[start]

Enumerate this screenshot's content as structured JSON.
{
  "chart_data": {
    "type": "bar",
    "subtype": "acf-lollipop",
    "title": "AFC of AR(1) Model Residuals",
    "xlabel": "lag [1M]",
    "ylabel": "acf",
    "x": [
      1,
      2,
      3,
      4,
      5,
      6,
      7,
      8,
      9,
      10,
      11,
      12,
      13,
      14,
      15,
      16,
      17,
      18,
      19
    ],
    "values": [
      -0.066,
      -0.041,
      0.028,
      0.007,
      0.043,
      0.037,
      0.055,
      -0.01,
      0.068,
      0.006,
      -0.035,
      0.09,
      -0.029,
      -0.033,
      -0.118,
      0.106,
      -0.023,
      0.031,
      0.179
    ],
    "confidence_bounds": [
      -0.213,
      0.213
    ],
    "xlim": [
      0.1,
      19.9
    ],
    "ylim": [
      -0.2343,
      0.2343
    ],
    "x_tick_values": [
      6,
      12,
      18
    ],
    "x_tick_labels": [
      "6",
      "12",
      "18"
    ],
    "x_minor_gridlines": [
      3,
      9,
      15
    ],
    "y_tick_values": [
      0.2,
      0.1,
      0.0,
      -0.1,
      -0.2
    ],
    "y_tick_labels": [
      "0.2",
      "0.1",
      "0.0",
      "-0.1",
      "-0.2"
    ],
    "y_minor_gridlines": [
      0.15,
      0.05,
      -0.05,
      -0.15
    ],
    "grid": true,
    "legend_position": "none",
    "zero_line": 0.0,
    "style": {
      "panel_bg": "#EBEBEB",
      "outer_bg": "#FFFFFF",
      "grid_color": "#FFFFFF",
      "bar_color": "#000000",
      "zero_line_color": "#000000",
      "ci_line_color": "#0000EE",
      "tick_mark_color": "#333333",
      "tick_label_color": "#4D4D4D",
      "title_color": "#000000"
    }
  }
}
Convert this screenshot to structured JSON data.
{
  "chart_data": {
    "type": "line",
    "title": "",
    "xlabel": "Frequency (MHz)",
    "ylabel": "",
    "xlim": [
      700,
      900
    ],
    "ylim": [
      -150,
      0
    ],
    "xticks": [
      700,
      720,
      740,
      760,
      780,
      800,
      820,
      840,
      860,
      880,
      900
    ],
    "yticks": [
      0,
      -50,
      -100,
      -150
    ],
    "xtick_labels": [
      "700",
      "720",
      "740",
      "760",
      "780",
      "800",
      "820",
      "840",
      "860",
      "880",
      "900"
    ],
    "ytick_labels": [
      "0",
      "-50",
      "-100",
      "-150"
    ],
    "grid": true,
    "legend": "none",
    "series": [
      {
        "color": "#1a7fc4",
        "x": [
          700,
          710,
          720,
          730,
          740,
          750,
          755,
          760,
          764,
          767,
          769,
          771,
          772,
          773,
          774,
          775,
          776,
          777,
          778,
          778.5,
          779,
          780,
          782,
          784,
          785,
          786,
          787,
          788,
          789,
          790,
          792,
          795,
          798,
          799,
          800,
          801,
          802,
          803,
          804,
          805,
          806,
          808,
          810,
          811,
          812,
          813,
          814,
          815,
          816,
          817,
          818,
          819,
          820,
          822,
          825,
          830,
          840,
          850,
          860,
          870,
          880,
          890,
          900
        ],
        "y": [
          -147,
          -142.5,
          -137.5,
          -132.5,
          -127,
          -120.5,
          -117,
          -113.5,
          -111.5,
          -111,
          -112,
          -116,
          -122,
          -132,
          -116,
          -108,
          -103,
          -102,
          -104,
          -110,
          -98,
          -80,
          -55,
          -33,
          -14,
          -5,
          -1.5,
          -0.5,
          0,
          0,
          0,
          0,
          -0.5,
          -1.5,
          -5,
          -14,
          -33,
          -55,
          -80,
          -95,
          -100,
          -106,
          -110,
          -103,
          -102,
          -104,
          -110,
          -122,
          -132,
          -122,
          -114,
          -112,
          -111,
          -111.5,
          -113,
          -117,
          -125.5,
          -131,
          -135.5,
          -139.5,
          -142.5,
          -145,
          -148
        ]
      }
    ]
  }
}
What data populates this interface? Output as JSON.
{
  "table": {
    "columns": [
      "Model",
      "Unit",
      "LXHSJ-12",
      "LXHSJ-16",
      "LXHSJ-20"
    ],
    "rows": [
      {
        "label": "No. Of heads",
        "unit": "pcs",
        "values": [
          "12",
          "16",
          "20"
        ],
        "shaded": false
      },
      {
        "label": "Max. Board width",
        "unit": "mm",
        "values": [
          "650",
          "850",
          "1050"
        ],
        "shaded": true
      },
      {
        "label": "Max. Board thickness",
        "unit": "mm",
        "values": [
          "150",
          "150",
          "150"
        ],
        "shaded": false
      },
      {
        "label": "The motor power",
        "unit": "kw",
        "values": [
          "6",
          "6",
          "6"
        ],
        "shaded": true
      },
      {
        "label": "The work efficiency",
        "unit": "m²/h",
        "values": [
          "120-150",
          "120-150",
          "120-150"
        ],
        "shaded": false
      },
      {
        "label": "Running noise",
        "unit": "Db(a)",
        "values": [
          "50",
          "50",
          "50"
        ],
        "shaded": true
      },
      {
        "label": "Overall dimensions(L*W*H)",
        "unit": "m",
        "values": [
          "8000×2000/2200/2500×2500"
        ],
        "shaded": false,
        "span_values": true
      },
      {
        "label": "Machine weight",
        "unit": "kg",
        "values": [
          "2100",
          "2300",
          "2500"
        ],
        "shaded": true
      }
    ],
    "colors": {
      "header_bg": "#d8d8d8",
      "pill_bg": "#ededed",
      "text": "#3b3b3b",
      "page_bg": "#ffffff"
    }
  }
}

[end]

All of the data must be returned exactly.

Enumerate this screenshot's content as structured JSON.
{
  "chart_data": {
    "type": "bar",
    "subtype": "acf-lollipop",
    "title": "AFC of AR(1) Model Residuals",
    "xlabel": "lag [1M]",
    "ylabel": "acf",
    "x": [
      1,
      2,
      3,
      4,
      5,
      6,
      7,
      8,
      9,
      10,
      11,
      12,
      13,
      14,
      15,
      16,
      17,
      18,
      19
    ],
    "values": [
      -0.066,
      -0.041,
      0.028,
      0.007,
      0.043,
      0.037,
      0.055,
      -0.01,
      0.068,
      0.006,
      -0.035,
      0.09,
      -0.029,
      -0.033,
      -0.118,
      0.106,
      -0.023,
      0.031,
      0.179
    ],
    "confidence_bounds": [
      -0.213,
      0.213
    ],
    "xlim": [
      0.1,
      19.9
    ],
    "ylim": [
      -0.2343,
      0.2343
    ],
    "x_tick_values": [
      6,
      12,
      18
    ],
    "x_tick_labels": [
      "6",
      "12",
      "18"
    ],
    "x_minor_gridlines": [
      3,
      9,
      15
    ],
    "y_tick_values": [
      0.2,
      0.1,
      0.0,
      -0.1,
      -0.2
    ],
    "y_tick_labels": [
      "0.2",
      "0.1",
      "0.0",
      "-0.1",
      "-0.2"
    ],
    "y_minor_gridlines": [
      0.15,
      0.05,
      -0.05,
      -0.15
    ],
    "grid": true,
    "legend_position": "none",
    "zero_line": 0.0,
    "style": {
      "panel_bg": "#EBEBEB",
      "outer_bg": "#FFFFFF",
      "grid_color": "#FFFFFF",
      "bar_color": "#000000",
      "zero_line_color": "#000000",
      "ci_line_color": "#0000EE",
      "tick_mark_color": "#333333",
      "tick_label_color": "#4D4D4D",
      "title_color": "#000000"
    }
  }
}
Convert this screenshot to structured JSON data.
{
  "chart_data": {
    "type": "line",
    "title": "",
    "xlabel": "Frequency (MHz)",
    "ylabel": "",
    "xlim": [
      700,
      900
    ],
    "ylim": [
      -150,
      0
    ],
    "xticks": [
      700,
      720,
      740,
      760,
      780,
      800,
      820,
      840,
      860,
      880,
      900
    ],
    "yticks": [
      0,
      -50,
      -100,
      -150
    ],
    "xtick_labels": [
      "700",
      "720",
      "740",
      "760",
      "780",
      "800",
      "820",
      "840",
      "860",
      "880",
      "900"
    ],
    "ytick_labels": [
      "0",
      "-50",
      "-100",
      "-150"
    ],
    "grid": true,
    "legend": "none",
    "series": [
      {
        "color": "#1a7fc4",
        "x": [
          700,
          710,
          720,
          730,
          740,
          750,
          755,
          760,
          764,
          767,
          769,
          771,
          772,
          773,
          774,
          775,
          776,
          777,
          778,
          778.5,
          779,
          780,
          782,
          784,
          785,
          786,
          787,
          788,
          789,
          790,
          792,
          795,
          798,
          799,
          800,
          801,
          802,
          803,
          804,
          805,
          806,
          808,
          810,
          811,
          812,
          813,
          814,
          815,
          816,
          817,
          818,
          819,
          820,
          822,
          825,
          830,
          840,
          850,
          860,
          870,
          880,
          890,
          900
        ],
        "y": [
          -147,
          -142.5,
          -137.5,
          -132.5,
          -127,
          -120.5,
          -117,
          -113.5,
          -111.5,
          -111,
          -112,
          -116,
          -122,
          -132,
          -116,
          -108,
          -103,
          -102,
          -104,
          -110,
          -98,
          -80,
          -55,
          -33,
          -14,
          -5,
          -1.5,
          -0.5,
          0,
          0,
          0,
          0,
          -0.5,
          -1.5,
          -5,
          -14,
          -33,
          -55,
          -80,
          -95,
          -100,
          -106,
          -110,
          -103,
          -102,
          -104,
          -110,
          -122,
          -132,
          -122,
          -114,
          -112,
          -111,
          -111.5,
          -113,
          -117,
          -125.5,
          -131,
          -135.5,
          -139.5,
          -142.5,
          -145,
          -148
        ]
      }
    ]
  }
}
What data populates this interface? Output as JSON.
{
  "table": {
    "columns": [
      "Model",
      "Unit",
      "LXHSJ-12",
      "LXHSJ-16",
      "LXHSJ-20"
    ],
    "rows": [
      {
        "label": "No. Of heads",
        "unit": "pcs",
        "values": [
          "12",
          "16",
          "20"
        ],
        "shaded": false
      },
      {
        "label": "Max. Board width",
        "unit": "mm",
        "values": [
          "650",
          "850",
          "1050"
        ],
        "shaded": true
      },
      {
        "label": "Max. Board thickness",
        "unit": "mm",
        "values": [
          "150",
          "150",
          "150"
        ],
        "shaded": false
      },
      {
        "label": "The motor power",
        "unit": "kw",
        "values": [
          "6",
          "6",
          "6"
        ],
        "shaded": true
      },
      {
        "label": "The work efficiency",
        "unit": "m²/h",
        "values": [
          "120-150",
          "120-150",
          "120-150"
        ],
        "shaded": false
      },
      {
        "label": "Running noise",
        "unit": "Db(a)",
        "values": [
          "50",
          "50",
          "50"
        ],
        "shaded": true
      },
      {
        "label": "Overall dimensions(L*W*H)",
        "unit": "m",
        "values": [
          "8000×2000/2200/2500×2500"
        ],
        "shaded": false,
        "span_values": true
      },
      {
        "label": "Machine weight",
        "unit": "kg",
        "values": [
          "2100",
          "2300",
          "2500"
        ],
        "shaded": true
      }
    ],
    "colors": {
      "header_bg": "#d8d8d8",
      "pill_bg": "#ededed",
      "text": "#3b3b3b",
      "page_bg": "#ffffff"
    }
  }
}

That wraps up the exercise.